GOAL
Write out the full set of records exactly. Any pictures in them do not belong in the copy.
-- start --
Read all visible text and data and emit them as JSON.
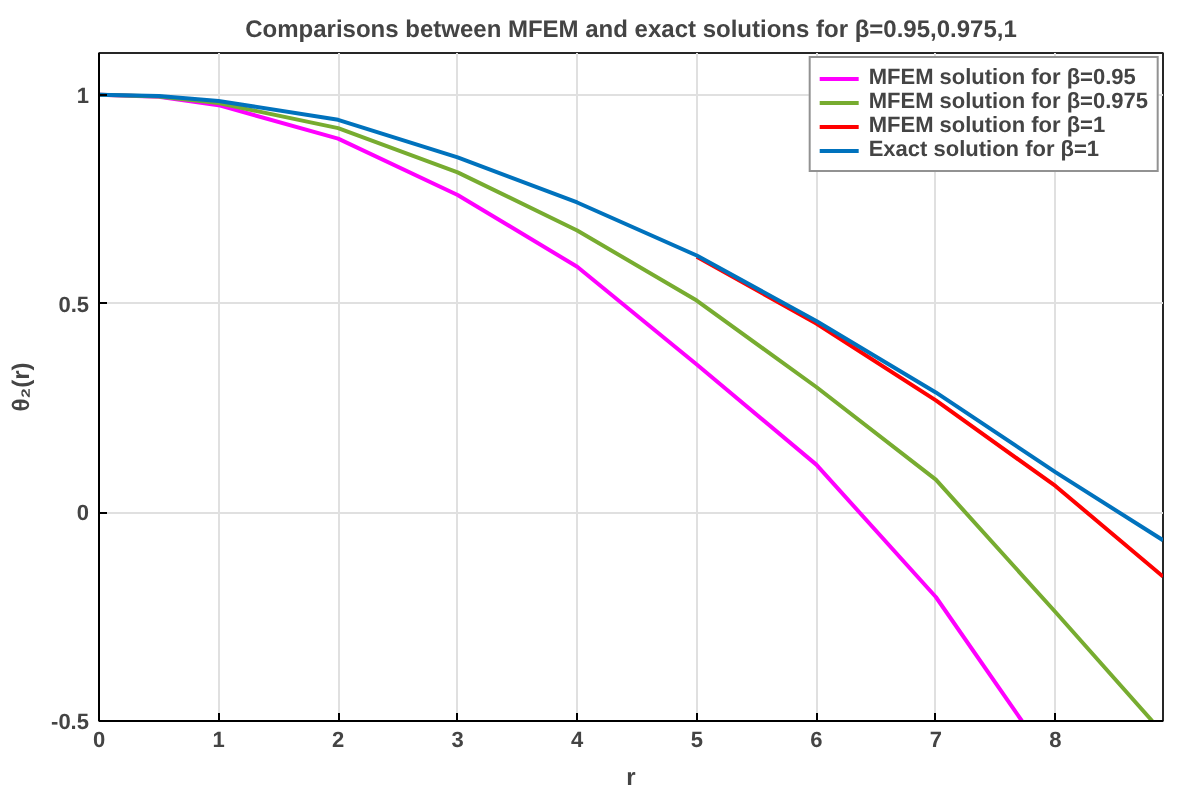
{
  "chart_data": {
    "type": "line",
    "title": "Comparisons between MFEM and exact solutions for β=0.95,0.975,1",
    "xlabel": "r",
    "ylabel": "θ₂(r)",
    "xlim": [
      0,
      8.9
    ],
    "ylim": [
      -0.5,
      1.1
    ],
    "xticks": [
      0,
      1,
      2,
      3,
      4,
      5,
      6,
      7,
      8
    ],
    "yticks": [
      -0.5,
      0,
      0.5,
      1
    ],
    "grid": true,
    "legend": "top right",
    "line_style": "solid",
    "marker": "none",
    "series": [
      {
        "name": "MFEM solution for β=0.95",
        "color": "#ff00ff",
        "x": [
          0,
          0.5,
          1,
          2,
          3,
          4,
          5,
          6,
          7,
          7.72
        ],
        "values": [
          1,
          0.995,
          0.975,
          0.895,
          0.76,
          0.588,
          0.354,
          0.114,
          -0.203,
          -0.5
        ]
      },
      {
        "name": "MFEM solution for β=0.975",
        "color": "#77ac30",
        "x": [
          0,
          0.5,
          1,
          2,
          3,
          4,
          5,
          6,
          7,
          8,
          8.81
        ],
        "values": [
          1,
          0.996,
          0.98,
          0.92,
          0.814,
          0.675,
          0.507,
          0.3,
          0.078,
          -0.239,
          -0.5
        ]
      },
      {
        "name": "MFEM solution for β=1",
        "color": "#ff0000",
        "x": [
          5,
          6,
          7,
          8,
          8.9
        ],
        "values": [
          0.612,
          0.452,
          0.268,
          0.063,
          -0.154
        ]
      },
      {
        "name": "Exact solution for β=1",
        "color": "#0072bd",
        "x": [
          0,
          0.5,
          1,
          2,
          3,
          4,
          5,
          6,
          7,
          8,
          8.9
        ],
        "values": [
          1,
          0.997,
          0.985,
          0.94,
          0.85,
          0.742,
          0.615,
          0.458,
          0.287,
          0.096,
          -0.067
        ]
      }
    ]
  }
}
-- end --
PROBLEM SOLUTION
Read all visible text and data and emit them as JSON.
{
  "chart_data": {
    "type": "line",
    "title": "Comparisons between MFEM and exact solutions for β=0.95,0.975,1",
    "xlabel": "r",
    "ylabel": "θ₂(r)",
    "xlim": [
      0,
      8.9
    ],
    "ylim": [
      -0.5,
      1.1
    ],
    "xticks": [
      0,
      1,
      2,
      3,
      4,
      5,
      6,
      7,
      8
    ],
    "yticks": [
      -0.5,
      0,
      0.5,
      1
    ],
    "grid": true,
    "legend": "top right",
    "line_style": "solid",
    "marker": "none",
    "series": [
      {
        "name": "MFEM solution for β=0.95",
        "color": "#ff00ff",
        "x": [
          0,
          0.5,
          1,
          2,
          3,
          4,
          5,
          6,
          7,
          7.72
        ],
        "values": [
          1,
          0.995,
          0.975,
          0.895,
          0.76,
          0.588,
          0.354,
          0.114,
          -0.203,
          -0.5
        ]
      },
      {
        "name": "MFEM solution for β=0.975",
        "color": "#77ac30",
        "x": [
          0,
          0.5,
          1,
          2,
          3,
          4,
          5,
          6,
          7,
          8,
          8.81
        ],
        "values": [
          1,
          0.996,
          0.98,
          0.92,
          0.814,
          0.675,
          0.507,
          0.3,
          0.078,
          -0.239,
          -0.5
        ]
      },
      {
        "name": "MFEM solution for β=1",
        "color": "#ff0000",
        "x": [
          5,
          6,
          7,
          8,
          8.9
        ],
        "values": [
          0.612,
          0.452,
          0.268,
          0.063,
          -0.154
        ]
      },
      {
        "name": "Exact solution for β=1",
        "color": "#0072bd",
        "x": [
          0,
          0.5,
          1,
          2,
          3,
          4,
          5,
          6,
          7,
          8,
          8.9
        ],
        "values": [
          1,
          0.997,
          0.985,
          0.94,
          0.85,
          0.742,
          0.615,
          0.458,
          0.287,
          0.096,
          -0.067
        ]
      }
    ]
  }
}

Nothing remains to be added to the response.